╔══
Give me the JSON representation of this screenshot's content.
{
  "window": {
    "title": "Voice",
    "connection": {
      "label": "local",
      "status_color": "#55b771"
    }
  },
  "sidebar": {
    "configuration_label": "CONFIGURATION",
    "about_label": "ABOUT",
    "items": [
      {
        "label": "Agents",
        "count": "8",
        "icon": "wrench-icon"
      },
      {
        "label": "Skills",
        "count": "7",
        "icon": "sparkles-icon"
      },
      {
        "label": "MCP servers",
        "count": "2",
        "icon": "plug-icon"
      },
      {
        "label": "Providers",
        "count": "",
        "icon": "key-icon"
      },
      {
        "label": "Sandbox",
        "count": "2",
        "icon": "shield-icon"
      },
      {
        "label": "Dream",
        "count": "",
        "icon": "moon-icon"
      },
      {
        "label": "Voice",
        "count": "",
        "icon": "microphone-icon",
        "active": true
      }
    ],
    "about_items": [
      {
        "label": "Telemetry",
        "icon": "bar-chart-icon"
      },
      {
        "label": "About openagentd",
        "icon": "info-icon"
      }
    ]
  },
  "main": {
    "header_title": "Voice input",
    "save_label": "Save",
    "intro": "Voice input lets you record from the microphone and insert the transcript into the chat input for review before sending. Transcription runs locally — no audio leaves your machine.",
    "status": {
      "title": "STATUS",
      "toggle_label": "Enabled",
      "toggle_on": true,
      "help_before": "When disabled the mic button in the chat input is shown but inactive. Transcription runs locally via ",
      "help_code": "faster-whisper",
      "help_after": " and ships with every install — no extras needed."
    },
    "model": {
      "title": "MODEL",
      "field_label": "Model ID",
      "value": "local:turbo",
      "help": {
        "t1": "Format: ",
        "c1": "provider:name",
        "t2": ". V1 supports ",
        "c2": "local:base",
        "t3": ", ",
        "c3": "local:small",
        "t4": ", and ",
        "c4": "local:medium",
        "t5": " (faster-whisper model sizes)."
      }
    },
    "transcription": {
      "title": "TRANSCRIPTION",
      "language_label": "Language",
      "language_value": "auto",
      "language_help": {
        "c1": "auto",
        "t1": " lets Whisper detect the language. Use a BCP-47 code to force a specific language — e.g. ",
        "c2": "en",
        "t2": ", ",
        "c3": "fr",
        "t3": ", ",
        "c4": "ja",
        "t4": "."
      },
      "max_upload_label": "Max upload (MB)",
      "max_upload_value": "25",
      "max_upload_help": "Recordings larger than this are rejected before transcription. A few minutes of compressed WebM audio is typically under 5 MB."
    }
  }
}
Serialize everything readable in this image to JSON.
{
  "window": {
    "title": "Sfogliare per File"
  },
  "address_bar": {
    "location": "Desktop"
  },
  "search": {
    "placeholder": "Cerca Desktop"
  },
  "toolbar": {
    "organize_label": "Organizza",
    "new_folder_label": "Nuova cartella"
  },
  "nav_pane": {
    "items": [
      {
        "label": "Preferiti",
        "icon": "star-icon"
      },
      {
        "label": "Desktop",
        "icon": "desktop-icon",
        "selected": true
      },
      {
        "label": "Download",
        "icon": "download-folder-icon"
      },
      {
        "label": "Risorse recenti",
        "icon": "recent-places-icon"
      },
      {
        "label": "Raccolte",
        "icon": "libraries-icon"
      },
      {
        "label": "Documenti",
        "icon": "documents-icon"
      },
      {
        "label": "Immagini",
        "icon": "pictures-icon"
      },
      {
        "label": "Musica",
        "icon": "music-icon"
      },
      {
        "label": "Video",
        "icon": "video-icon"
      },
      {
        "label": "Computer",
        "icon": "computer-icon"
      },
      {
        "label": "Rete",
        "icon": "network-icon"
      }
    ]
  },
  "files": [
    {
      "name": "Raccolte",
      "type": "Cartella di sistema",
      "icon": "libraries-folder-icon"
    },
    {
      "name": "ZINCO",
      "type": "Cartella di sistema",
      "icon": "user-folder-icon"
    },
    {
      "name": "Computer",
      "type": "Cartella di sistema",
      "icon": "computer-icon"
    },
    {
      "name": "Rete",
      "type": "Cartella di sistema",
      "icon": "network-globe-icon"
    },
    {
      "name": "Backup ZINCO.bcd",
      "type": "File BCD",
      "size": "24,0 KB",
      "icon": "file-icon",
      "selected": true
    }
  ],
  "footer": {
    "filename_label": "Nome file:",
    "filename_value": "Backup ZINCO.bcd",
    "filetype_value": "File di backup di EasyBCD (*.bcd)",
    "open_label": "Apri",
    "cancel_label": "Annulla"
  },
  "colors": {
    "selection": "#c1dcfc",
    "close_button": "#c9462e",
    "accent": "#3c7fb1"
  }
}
╚══
- Exercise objective -
Show all lines from the records above where the word "lets" occurs.

- Full answer -
    "intro": "Voice input lets you record from the microphone and insert the transcript into the chat input for review before sending. Transcription runs locally — no audio leaves your machine.",
        "t1": " lets Whisper detect the language. Use a BCP-47 code to force a specific language — e.g. ",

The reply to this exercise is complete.